Problem requirements: From the entries below, copy out every line with "Consumption" in it.

Dataset records:
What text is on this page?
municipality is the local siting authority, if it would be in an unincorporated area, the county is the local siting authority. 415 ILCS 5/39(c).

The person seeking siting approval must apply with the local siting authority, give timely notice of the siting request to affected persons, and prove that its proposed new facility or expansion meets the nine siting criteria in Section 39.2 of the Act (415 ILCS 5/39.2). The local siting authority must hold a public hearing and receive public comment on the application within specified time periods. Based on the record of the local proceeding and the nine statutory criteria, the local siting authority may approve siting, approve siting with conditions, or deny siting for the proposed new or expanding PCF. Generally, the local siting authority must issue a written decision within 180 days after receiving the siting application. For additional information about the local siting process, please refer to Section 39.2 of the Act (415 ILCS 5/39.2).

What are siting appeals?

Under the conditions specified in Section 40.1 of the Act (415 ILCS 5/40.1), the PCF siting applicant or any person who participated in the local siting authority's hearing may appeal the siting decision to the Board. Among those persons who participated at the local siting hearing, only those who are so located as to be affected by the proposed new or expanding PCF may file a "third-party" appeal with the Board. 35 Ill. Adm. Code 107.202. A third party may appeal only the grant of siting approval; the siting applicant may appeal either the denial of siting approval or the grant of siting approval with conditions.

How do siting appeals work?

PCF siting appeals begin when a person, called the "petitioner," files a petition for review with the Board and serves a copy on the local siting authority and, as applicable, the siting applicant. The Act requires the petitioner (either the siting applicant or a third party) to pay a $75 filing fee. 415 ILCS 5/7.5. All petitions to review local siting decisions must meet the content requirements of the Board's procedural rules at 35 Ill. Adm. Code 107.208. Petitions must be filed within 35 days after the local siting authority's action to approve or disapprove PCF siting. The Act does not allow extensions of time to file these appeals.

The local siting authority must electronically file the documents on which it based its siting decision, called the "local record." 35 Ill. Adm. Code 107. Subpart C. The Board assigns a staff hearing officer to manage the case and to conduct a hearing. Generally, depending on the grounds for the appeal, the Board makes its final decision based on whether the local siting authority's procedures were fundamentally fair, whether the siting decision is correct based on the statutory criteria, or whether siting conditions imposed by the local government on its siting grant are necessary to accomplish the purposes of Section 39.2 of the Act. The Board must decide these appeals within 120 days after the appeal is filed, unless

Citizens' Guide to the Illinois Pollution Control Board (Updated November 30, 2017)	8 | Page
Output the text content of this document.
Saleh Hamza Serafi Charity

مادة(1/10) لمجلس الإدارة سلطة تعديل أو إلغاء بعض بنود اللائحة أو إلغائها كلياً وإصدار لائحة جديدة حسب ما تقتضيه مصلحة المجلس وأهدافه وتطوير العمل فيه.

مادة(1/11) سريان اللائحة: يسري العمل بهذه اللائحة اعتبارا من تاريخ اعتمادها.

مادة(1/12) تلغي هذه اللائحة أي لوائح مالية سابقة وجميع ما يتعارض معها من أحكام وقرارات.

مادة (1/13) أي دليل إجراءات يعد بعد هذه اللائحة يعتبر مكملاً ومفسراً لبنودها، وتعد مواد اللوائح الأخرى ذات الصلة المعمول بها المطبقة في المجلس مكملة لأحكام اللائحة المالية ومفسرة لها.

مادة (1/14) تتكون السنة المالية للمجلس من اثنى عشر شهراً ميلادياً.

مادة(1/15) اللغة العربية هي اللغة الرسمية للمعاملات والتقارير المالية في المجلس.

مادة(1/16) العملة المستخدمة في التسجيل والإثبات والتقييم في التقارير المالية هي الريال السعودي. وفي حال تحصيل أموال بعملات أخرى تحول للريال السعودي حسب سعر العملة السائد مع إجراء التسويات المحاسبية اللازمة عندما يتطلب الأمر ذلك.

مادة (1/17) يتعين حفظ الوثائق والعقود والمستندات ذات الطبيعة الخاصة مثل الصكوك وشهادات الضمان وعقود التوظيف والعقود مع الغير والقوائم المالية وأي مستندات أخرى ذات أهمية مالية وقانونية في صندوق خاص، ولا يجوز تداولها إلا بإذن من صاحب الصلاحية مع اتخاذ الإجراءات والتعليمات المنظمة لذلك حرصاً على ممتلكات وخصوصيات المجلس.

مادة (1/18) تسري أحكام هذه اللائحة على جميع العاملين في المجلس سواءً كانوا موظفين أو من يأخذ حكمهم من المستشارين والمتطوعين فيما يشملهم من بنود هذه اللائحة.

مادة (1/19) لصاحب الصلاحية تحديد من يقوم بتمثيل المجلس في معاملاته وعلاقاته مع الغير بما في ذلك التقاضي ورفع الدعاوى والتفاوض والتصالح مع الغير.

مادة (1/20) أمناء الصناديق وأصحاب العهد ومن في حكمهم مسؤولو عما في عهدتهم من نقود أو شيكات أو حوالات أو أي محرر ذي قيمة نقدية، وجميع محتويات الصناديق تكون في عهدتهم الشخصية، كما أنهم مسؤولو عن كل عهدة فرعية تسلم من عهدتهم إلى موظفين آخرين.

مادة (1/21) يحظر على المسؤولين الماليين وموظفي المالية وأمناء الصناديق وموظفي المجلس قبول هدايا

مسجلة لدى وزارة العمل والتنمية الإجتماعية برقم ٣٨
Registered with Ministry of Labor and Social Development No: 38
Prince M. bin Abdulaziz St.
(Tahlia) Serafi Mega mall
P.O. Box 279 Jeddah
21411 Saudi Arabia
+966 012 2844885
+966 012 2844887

--

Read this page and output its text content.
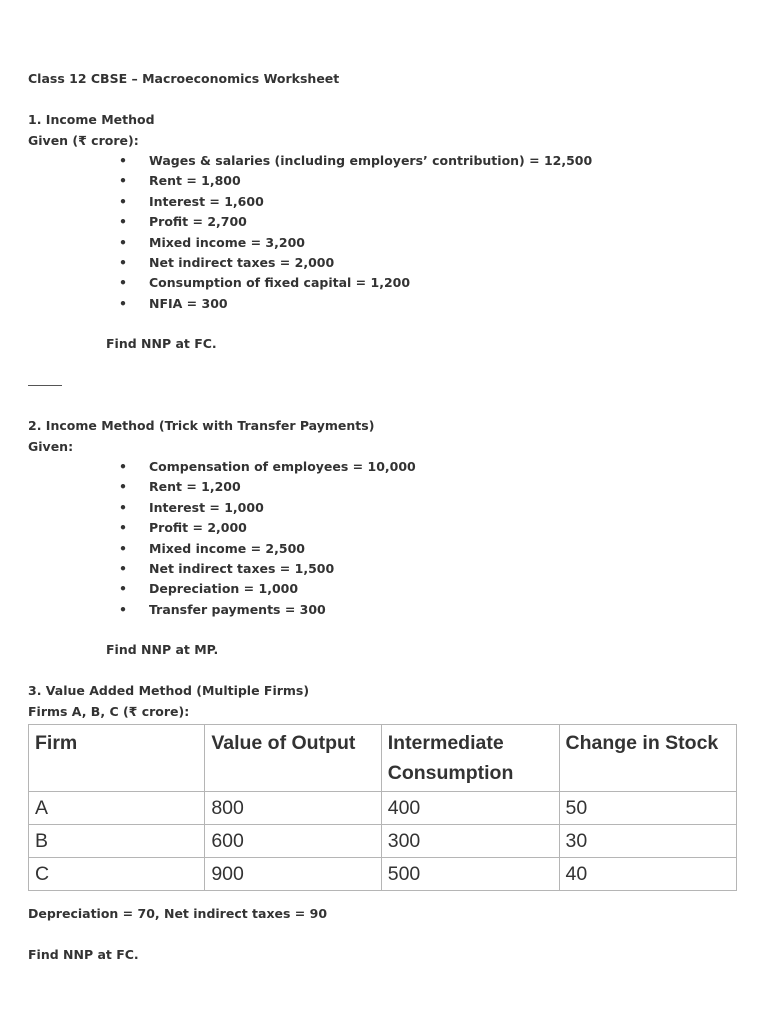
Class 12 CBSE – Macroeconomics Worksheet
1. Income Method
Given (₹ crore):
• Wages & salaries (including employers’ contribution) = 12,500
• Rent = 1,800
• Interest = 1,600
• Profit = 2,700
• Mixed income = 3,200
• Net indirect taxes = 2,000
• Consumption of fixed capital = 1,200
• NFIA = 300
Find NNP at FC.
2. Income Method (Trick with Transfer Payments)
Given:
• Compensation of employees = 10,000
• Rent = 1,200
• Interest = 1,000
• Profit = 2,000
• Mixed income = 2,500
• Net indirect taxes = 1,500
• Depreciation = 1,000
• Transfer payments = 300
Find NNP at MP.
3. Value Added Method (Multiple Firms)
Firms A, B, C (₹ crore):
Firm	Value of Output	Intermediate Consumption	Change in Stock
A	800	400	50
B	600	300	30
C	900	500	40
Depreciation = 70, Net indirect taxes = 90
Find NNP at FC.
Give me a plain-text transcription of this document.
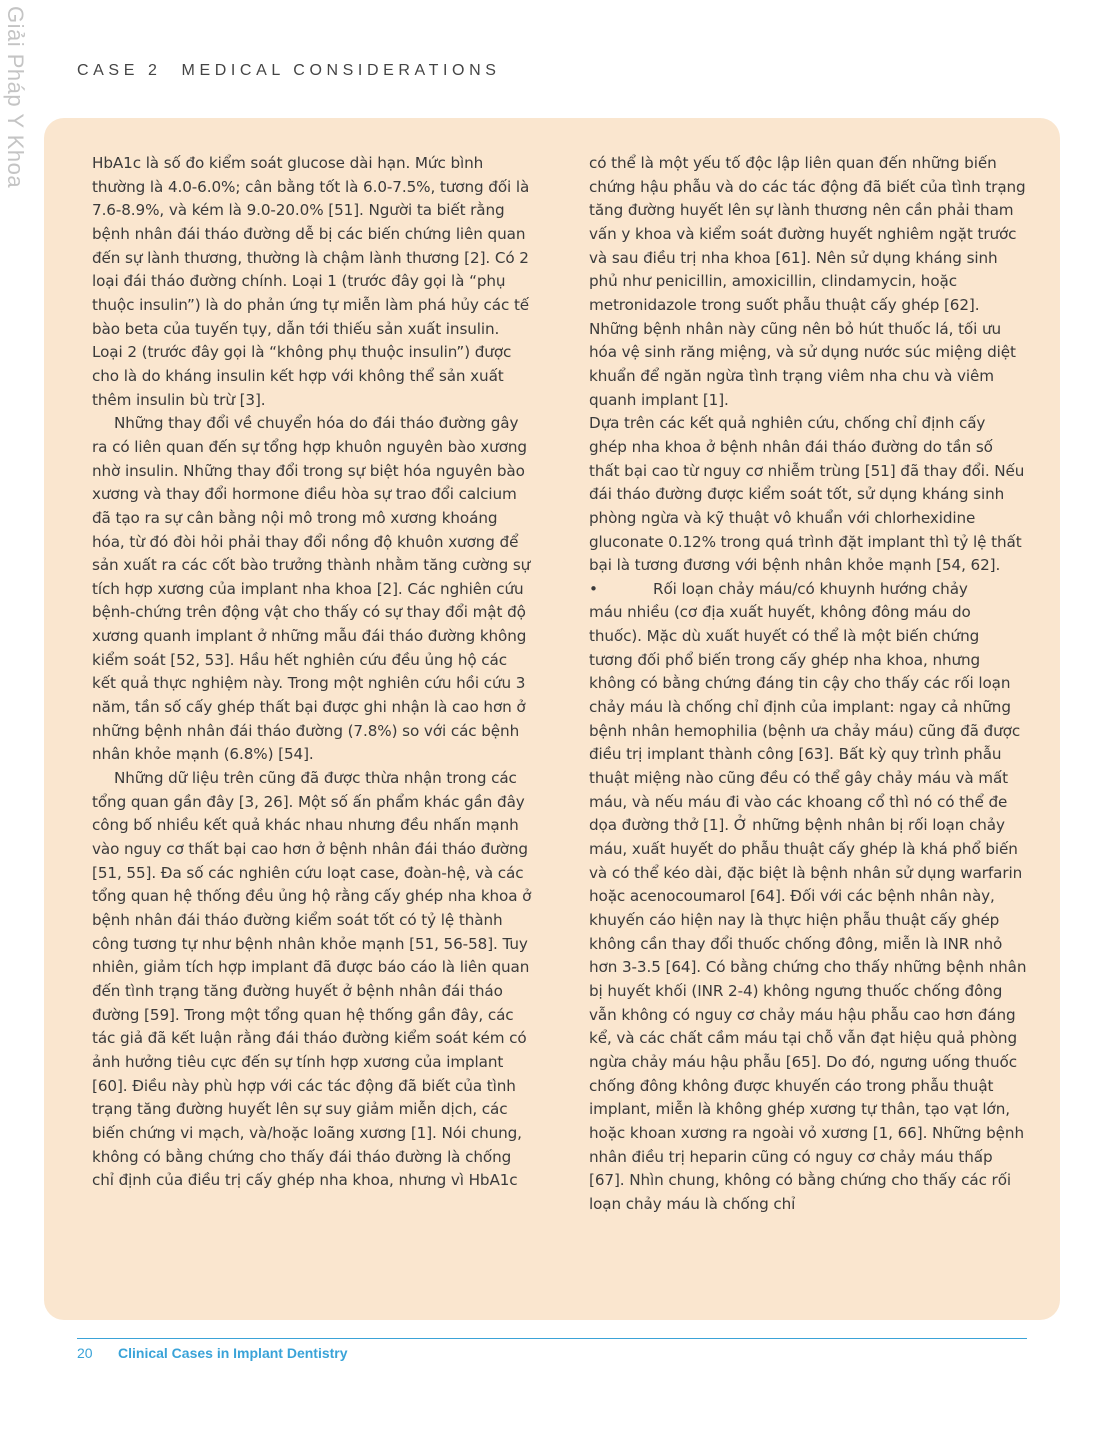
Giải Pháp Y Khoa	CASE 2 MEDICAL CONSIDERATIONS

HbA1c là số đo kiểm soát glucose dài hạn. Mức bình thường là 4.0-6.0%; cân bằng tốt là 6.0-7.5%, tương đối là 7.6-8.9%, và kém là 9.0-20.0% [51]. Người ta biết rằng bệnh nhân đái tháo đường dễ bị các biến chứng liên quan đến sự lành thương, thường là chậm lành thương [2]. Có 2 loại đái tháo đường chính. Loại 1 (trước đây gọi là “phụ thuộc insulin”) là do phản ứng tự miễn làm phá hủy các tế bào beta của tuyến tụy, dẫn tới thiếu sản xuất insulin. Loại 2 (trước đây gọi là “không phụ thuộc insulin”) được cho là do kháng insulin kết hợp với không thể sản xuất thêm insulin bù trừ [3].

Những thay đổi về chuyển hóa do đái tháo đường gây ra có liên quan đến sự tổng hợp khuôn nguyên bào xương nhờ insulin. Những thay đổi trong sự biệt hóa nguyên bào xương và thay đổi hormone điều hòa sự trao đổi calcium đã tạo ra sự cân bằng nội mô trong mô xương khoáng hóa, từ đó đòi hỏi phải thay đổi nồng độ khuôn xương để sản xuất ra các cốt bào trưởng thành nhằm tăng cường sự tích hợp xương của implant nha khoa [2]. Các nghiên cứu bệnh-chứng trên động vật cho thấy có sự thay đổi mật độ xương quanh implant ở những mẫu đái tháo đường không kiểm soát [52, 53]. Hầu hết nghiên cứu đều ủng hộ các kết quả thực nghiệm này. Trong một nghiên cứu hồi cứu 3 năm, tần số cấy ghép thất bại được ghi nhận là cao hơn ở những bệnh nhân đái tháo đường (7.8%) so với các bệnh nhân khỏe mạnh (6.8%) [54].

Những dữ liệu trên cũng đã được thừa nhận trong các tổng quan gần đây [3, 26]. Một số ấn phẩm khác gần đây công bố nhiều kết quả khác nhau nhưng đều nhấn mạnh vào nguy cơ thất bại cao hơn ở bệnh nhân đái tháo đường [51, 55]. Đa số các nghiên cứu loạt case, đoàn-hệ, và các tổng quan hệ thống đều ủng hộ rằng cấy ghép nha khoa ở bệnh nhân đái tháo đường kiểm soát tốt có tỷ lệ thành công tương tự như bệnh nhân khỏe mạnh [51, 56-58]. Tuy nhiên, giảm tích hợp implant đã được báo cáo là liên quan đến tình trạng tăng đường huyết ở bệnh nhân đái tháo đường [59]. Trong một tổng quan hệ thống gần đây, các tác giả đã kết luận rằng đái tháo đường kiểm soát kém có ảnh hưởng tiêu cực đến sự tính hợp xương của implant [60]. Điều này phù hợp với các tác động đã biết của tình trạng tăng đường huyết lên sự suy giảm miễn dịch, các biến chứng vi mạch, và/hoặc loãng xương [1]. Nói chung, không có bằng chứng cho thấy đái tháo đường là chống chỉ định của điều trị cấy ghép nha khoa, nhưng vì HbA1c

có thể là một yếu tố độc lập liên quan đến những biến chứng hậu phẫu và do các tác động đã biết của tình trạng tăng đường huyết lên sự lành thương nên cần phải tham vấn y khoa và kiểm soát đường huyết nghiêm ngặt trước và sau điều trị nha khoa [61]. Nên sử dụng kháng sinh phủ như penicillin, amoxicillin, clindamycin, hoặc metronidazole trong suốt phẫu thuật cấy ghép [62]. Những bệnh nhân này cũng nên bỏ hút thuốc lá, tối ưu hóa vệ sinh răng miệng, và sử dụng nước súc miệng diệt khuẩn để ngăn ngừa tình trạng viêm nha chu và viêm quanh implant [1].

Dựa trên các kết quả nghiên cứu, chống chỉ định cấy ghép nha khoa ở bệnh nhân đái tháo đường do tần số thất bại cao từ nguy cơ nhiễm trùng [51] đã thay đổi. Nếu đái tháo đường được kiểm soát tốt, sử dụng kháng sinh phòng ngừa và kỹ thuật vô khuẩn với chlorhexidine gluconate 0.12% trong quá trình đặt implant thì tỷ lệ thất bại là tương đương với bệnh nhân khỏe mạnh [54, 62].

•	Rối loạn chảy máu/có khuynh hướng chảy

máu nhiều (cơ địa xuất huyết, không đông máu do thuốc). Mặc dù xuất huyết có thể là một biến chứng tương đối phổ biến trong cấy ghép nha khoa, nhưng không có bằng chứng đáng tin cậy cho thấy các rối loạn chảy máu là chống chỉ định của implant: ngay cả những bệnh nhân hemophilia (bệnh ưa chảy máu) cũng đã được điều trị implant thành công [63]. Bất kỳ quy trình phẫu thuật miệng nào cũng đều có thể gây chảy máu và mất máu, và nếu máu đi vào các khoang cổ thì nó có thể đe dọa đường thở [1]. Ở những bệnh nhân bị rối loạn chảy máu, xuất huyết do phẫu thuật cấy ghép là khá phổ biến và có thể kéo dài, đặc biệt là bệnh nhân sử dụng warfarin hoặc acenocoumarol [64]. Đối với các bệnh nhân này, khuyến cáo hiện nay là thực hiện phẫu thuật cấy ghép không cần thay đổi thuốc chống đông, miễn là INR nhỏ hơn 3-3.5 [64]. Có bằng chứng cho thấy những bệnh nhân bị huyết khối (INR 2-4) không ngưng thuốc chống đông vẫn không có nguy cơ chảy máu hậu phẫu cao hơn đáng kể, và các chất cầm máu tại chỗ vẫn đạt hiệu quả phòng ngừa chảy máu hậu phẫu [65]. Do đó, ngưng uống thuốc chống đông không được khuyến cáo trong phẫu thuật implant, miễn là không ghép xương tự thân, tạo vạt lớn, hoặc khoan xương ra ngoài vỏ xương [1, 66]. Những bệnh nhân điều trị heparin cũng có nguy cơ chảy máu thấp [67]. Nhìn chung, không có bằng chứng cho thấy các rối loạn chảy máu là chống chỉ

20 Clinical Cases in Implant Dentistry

* * *

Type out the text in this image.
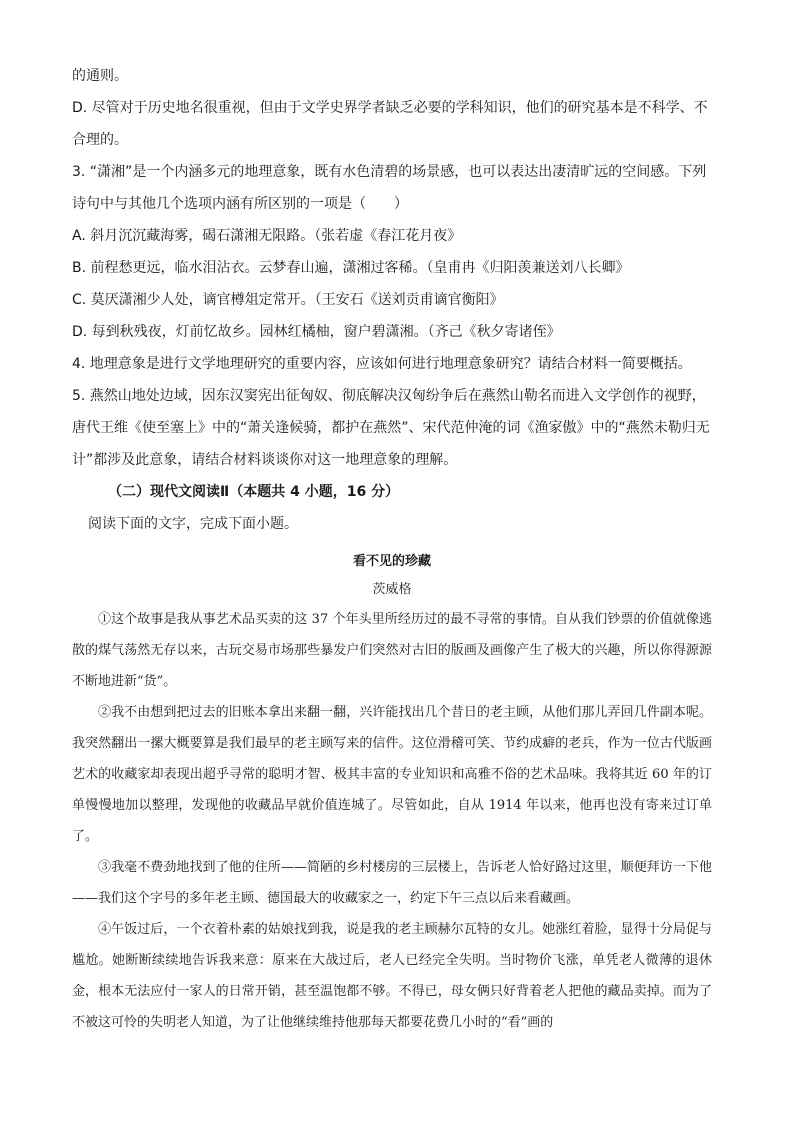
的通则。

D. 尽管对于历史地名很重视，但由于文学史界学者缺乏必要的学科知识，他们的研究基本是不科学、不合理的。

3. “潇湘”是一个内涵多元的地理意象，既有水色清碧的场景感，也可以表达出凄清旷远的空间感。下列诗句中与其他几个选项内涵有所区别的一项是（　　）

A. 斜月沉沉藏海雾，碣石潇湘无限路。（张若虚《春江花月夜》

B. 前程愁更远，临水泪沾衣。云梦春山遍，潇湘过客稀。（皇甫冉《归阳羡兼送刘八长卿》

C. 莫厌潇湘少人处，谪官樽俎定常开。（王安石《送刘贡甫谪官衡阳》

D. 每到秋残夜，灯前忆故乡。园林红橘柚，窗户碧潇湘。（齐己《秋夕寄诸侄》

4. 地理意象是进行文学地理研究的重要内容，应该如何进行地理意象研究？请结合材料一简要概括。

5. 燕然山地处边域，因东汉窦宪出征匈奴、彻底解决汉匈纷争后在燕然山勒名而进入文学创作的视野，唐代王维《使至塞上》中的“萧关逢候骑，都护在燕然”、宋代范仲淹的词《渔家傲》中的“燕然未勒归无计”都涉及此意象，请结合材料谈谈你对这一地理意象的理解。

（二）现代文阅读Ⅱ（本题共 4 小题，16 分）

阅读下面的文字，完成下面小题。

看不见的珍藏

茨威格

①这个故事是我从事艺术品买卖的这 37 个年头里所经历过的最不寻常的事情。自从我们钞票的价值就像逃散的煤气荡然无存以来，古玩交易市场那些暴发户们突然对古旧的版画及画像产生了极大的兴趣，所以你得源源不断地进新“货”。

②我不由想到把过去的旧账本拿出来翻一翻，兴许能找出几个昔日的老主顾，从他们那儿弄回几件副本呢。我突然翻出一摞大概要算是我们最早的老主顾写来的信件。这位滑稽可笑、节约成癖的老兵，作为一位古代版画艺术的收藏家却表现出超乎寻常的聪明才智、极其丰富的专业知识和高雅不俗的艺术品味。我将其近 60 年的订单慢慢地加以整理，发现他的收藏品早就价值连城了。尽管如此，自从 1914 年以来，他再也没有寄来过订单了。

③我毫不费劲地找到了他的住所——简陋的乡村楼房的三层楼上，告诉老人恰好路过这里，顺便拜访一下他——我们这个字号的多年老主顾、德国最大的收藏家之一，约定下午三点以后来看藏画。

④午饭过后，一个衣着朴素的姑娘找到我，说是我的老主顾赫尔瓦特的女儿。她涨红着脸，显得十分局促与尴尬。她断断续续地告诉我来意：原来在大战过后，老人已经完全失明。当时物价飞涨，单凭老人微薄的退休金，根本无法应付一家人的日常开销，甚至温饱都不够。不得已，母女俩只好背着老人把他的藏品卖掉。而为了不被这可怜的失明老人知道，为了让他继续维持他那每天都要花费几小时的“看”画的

Right answer:
• Consumption of fixed capital = 1,200
Firm	Value of Output	Intermediate Consumption	Change in Stock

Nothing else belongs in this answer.